WORK REQUIRED ::
Copy every record below, exactly as written.

(Stored records)
==*==
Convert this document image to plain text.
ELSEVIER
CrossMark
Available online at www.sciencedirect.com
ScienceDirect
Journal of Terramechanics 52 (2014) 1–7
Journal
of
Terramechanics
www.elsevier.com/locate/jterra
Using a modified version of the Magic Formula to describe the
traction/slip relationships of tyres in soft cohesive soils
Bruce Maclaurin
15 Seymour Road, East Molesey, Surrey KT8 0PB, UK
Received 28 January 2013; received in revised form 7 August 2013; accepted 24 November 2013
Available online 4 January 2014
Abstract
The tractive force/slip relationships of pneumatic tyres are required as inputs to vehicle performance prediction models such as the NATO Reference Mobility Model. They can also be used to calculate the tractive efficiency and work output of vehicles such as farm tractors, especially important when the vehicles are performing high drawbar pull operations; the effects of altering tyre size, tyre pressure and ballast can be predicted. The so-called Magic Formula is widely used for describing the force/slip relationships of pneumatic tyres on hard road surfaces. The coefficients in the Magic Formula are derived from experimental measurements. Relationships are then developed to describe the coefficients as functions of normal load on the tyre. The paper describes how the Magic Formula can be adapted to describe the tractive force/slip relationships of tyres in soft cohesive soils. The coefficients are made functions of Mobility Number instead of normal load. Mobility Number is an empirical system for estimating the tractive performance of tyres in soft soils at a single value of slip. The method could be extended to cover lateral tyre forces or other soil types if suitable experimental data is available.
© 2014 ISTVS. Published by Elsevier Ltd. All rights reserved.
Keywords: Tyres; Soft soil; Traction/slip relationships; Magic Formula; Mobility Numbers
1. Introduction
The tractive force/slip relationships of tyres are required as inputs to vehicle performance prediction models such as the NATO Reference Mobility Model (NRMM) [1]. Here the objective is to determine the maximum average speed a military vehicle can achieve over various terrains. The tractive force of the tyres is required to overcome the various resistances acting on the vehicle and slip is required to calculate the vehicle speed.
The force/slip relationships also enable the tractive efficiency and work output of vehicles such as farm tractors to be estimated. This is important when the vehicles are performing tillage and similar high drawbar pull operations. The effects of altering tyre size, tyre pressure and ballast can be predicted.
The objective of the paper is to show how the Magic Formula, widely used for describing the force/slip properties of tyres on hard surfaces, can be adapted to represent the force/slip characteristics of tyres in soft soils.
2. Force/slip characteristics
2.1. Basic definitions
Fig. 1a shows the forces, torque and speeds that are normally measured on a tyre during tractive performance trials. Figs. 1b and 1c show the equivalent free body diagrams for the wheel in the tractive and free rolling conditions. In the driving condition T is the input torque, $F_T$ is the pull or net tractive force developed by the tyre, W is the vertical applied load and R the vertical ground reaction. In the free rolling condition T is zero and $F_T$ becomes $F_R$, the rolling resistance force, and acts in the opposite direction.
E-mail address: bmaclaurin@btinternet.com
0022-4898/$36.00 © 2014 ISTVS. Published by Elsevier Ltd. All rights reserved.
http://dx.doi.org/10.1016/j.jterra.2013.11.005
==*==
FULL ANSWER ::
Convert this document image to plain text.
ELSEVIER
CrossMark
Available online at www.sciencedirect.com
ScienceDirect
Journal of Terramechanics 52 (2014) 1–7
Journal
of
Terramechanics
www.elsevier.com/locate/jterra
Using a modified version of the Magic Formula to describe the
traction/slip relationships of tyres in soft cohesive soils
Bruce Maclaurin
15 Seymour Road, East Molesey, Surrey KT8 0PB, UK
Received 28 January 2013; received in revised form 7 August 2013; accepted 24 November 2013
Available online 4 January 2014
Abstract
The tractive force/slip relationships of pneumatic tyres are required as inputs to vehicle performance prediction models such as the NATO Reference Mobility Model. They can also be used to calculate the tractive efficiency and work output of vehicles such as farm tractors, especially important when the vehicles are performing high drawbar pull operations; the effects of altering tyre size, tyre pressure and ballast can be predicted. The so-called Magic Formula is widely used for describing the force/slip relationships of pneumatic tyres on hard road surfaces. The coefficients in the Magic Formula are derived from experimental measurements. Relationships are then developed to describe the coefficients as functions of normal load on the tyre. The paper describes how the Magic Formula can be adapted to describe the tractive force/slip relationships of tyres in soft cohesive soils. The coefficients are made functions of Mobility Number instead of normal load. Mobility Number is an empirical system for estimating the tractive performance of tyres in soft soils at a single value of slip. The method could be extended to cover lateral tyre forces or other soil types if suitable experimental data is available.
© 2014 ISTVS. Published by Elsevier Ltd. All rights reserved.
Keywords: Tyres; Soft soil; Traction/slip relationships; Magic Formula; Mobility Numbers
1. Introduction
The tractive force/slip relationships of tyres are required as inputs to vehicle performance prediction models such as the NATO Reference Mobility Model (NRMM) [1]. Here the objective is to determine the maximum average speed a military vehicle can achieve over various terrains. The tractive force of the tyres is required to overcome the various resistances acting on the vehicle and slip is required to calculate the vehicle speed.
The force/slip relationships also enable the tractive efficiency and work output of vehicles such as farm tractors to be estimated. This is important when the vehicles are performing tillage and similar high drawbar pull operations. The effects of altering tyre size, tyre pressure and ballast can be predicted.
The objective of the paper is to show how the Magic Formula, widely used for describing the force/slip properties of tyres on hard surfaces, can be adapted to represent the force/slip characteristics of tyres in soft soils.
2. Force/slip characteristics
2.1. Basic definitions
Fig. 1a shows the forces, torque and speeds that are normally measured on a tyre during tractive performance trials. Figs. 1b and 1c show the equivalent free body diagrams for the wheel in the tractive and free rolling conditions. In the driving condition T is the input torque, $F_T$ is the pull or net tractive force developed by the tyre, W is the vertical applied load and R the vertical ground reaction. In the free rolling condition T is zero and $F_T$ becomes $F_R$, the rolling resistance force, and acts in the opposite direction.
E-mail address: bmaclaurin@btinternet.com
0022-4898/$36.00 © 2014 ISTVS. Published by Elsevier Ltd. All rights reserved.
http://dx.doi.org/10.1016/j.jterra.2013.11.005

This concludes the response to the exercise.